┌──

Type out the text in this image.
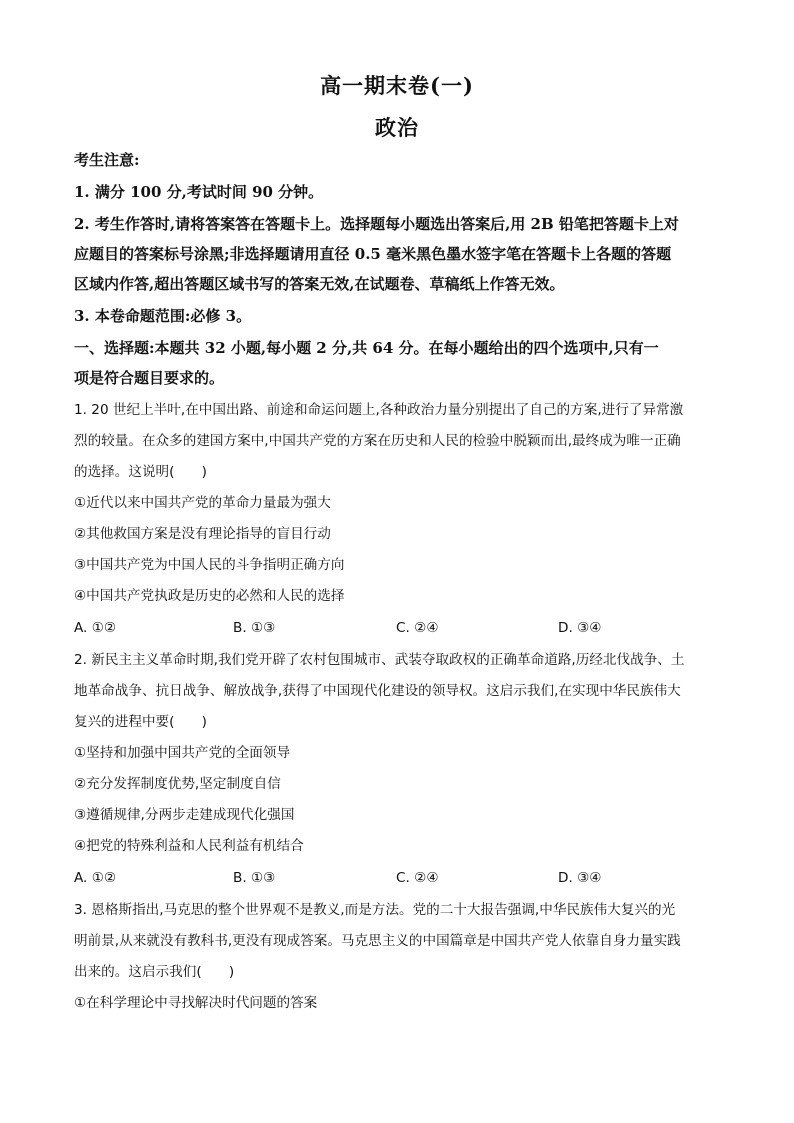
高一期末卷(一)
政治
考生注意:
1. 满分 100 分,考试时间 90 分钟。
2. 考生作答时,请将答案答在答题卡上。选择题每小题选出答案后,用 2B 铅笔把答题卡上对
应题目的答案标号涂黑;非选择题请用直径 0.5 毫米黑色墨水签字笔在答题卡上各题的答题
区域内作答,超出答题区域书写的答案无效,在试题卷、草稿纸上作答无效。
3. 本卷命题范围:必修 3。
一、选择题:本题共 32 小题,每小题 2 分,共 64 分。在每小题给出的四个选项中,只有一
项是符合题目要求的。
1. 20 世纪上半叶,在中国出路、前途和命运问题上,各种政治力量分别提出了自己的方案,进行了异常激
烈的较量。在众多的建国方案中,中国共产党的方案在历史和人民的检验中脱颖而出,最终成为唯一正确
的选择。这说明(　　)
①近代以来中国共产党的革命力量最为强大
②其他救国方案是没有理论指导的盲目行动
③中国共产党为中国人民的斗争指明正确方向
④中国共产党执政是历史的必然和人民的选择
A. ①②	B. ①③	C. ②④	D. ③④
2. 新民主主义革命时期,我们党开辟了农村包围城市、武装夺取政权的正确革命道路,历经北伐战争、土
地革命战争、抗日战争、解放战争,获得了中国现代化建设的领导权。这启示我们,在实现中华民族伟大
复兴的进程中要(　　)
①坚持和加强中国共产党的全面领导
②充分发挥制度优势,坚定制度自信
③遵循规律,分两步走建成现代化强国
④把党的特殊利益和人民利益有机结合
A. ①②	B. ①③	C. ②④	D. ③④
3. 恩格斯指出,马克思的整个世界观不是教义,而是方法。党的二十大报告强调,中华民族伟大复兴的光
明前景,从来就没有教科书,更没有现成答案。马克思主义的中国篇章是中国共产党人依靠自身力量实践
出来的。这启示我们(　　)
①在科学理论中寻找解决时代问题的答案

└──

▶ Stated goal
Make an exact copy of all the material, but keep the pictures out of it.

▶ Exercise answer
Type out the text in this image.
高一期末卷(一)
政治
考生注意:
1. 满分 100 分,考试时间 90 分钟。
2. 考生作答时,请将答案答在答题卡上。选择题每小题选出答案后,用 2B 铅笔把答题卡上对
应题目的答案标号涂黑;非选择题请用直径 0.5 毫米黑色墨水签字笔在答题卡上各题的答题
区域内作答,超出答题区域书写的答案无效,在试题卷、草稿纸上作答无效。
3. 本卷命题范围:必修 3。
一、选择题:本题共 32 小题,每小题 2 分,共 64 分。在每小题给出的四个选项中,只有一
项是符合题目要求的。
1. 20 世纪上半叶,在中国出路、前途和命运问题上,各种政治力量分别提出了自己的方案,进行了异常激
烈的较量。在众多的建国方案中,中国共产党的方案在历史和人民的检验中脱颖而出,最终成为唯一正确
的选择。这说明(　　)
①近代以来中国共产党的革命力量最为强大
②其他救国方案是没有理论指导的盲目行动
③中国共产党为中国人民的斗争指明正确方向
④中国共产党执政是历史的必然和人民的选择
A. ①②	B. ①③	C. ②④	D. ③④
2. 新民主主义革命时期,我们党开辟了农村包围城市、武装夺取政权的正确革命道路,历经北伐战争、土
地革命战争、抗日战争、解放战争,获得了中国现代化建设的领导权。这启示我们,在实现中华民族伟大
复兴的进程中要(　　)
①坚持和加强中国共产党的全面领导
②充分发挥制度优势,坚定制度自信
③遵循规律,分两步走建成现代化强国
④把党的特殊利益和人民利益有机结合
A. ①②	B. ①③	C. ②④	D. ③④
3. 恩格斯指出,马克思的整个世界观不是教义,而是方法。党的二十大报告强调,中华民族伟大复兴的光
明前景,从来就没有教科书,更没有现成答案。马克思主义的中国篇章是中国共产党人依靠自身力量实践
出来的。这启示我们(　　)
①在科学理论中寻找解决时代问题的答案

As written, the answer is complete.